▸ **Given exercise**: Repeat the whole listing exactly.

▬▬▬

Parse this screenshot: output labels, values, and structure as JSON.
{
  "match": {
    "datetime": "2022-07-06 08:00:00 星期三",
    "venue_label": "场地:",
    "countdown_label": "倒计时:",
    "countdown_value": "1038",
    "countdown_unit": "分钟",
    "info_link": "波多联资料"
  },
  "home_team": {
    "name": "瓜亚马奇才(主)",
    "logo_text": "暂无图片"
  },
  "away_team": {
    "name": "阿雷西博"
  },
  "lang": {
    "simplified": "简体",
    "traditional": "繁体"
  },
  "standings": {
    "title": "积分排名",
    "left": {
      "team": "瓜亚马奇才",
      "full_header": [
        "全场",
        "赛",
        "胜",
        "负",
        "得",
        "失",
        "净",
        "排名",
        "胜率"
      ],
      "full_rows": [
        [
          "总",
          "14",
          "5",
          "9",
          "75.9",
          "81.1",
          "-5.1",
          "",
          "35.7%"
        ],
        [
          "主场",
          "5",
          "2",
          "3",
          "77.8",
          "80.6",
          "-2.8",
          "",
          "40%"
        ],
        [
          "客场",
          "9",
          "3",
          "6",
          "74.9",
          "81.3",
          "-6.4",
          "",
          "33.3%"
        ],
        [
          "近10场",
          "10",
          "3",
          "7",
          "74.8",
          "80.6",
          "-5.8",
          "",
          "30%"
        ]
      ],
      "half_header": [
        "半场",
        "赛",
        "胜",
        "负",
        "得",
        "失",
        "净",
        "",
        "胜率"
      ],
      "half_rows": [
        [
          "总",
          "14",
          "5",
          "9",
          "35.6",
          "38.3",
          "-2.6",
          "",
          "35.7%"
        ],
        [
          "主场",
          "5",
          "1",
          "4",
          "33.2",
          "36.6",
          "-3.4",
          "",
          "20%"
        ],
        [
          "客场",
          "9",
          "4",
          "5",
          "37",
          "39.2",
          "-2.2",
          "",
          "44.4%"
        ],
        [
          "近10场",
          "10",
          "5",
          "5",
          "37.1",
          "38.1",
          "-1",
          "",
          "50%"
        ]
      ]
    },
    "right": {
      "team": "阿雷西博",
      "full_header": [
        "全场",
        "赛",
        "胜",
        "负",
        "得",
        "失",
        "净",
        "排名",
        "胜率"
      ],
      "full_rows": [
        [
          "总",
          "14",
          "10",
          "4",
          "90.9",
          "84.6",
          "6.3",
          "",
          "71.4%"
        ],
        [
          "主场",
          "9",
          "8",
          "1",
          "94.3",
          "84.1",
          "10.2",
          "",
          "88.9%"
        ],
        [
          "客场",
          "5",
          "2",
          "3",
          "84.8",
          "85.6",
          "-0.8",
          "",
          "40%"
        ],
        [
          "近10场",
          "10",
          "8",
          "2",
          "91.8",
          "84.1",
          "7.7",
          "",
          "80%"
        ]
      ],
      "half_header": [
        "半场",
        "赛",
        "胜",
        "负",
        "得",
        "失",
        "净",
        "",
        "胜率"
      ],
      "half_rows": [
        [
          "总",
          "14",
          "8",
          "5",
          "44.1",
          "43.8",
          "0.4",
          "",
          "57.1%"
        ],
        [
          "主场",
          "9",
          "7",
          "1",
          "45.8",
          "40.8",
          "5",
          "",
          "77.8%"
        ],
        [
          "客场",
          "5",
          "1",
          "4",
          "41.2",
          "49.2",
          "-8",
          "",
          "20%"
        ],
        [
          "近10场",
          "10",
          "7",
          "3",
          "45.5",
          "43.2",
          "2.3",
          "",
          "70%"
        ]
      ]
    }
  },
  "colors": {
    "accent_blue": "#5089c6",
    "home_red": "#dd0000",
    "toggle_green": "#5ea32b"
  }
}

▬▬▬

▸ **Result of the exercise**:
Parse this screenshot: output labels, values, and structure as JSON.
{
  "match": {
    "datetime": "2022-07-06 08:00:00 星期三",
    "venue_label": "场地:",
    "countdown_label": "倒计时:",
    "countdown_value": "1038",
    "countdown_unit": "分钟",
    "info_link": "波多联资料"
  },
  "home_team": {
    "name": "瓜亚马奇才(主)",
    "logo_text": "暂无图片"
  },
  "away_team": {
    "name": "阿雷西博"
  },
  "lang": {
    "simplified": "简体",
    "traditional": "繁体"
  },
  "standings": {
    "title": "积分排名",
    "left": {
      "team": "瓜亚马奇才",
      "full_header": [
        "全场",
        "赛",
        "胜",
        "负",
        "得",
        "失",
        "净",
        "排名",
        "胜率"
      ],
      "full_rows": [
        [
          "总",
          "14",
          "5",
          "9",
          "75.9",
          "81.1",
          "-5.1",
          "",
          "35.7%"
        ],
        [
          "主场",
          "5",
          "2",
          "3",
          "77.8",
          "80.6",
          "-2.8",
          "",
          "40%"
        ],
        [
          "客场",
          "9",
          "3",
          "6",
          "74.9",
          "81.3",
          "-6.4",
          "",
          "33.3%"
        ],
        [
          "近10场",
          "10",
          "3",
          "7",
          "74.8",
          "80.6",
          "-5.8",
          "",
          "30%"
        ]
      ],
      "half_header": [
        "半场",
        "赛",
        "胜",
        "负",
        "得",
        "失",
        "净",
        "",
        "胜率"
      ],
      "half_rows": [
        [
          "总",
          "14",
          "5",
          "9",
          "35.6",
          "38.3",
          "-2.6",
          "",
          "35.7%"
        ],
        [
          "主场",
          "5",
          "1",
          "4",
          "33.2",
          "36.6",
          "-3.4",
          "",
          "20%"
        ],
        [
          "客场",
          "9",
          "4",
          "5",
          "37",
          "39.2",
          "-2.2",
          "",
          "44.4%"
        ],
        [
          "近10场",
          "10",
          "5",
          "5",
          "37.1",
          "38.1",
          "-1",
          "",
          "50%"
        ]
      ]
    },
    "right": {
      "team": "阿雷西博",
      "full_header": [
        "全场",
        "赛",
        "胜",
        "负",
        "得",
        "失",
        "净",
        "排名",
        "胜率"
      ],
      "full_rows": [
        [
          "总",
          "14",
          "10",
          "4",
          "90.9",
          "84.6",
          "6.3",
          "",
          "71.4%"
        ],
        [
          "主场",
          "9",
          "8",
          "1",
          "94.3",
          "84.1",
          "10.2",
          "",
          "88.9%"
        ],
        [
          "客场",
          "5",
          "2",
          "3",
          "84.8",
          "85.6",
          "-0.8",
          "",
          "40%"
        ],
        [
          "近10场",
          "10",
          "8",
          "2",
          "91.8",
          "84.1",
          "7.7",
          "",
          "80%"
        ]
      ],
      "half_header": [
        "半场",
        "赛",
        "胜",
        "负",
        "得",
        "失",
        "净",
        "",
        "胜率"
      ],
      "half_rows": [
        [
          "总",
          "14",
          "8",
          "5",
          "44.1",
          "43.8",
          "0.4",
          "",
          "57.1%"
        ],
        [
          "主场",
          "9",
          "7",
          "1",
          "45.8",
          "40.8",
          "5",
          "",
          "77.8%"
        ],
        [
          "客场",
          "5",
          "1",
          "4",
          "41.2",
          "49.2",
          "-8",
          "",
          "20%"
        ],
        [
          "近10场",
          "10",
          "7",
          "3",
          "45.5",
          "43.2",
          "2.3",
          "",
          "70%"
        ]
      ]
    }
  },
  "colors": {
    "accent_blue": "#5089c6",
    "home_red": "#dd0000",
    "toggle_green": "#5ea32b"
  }
}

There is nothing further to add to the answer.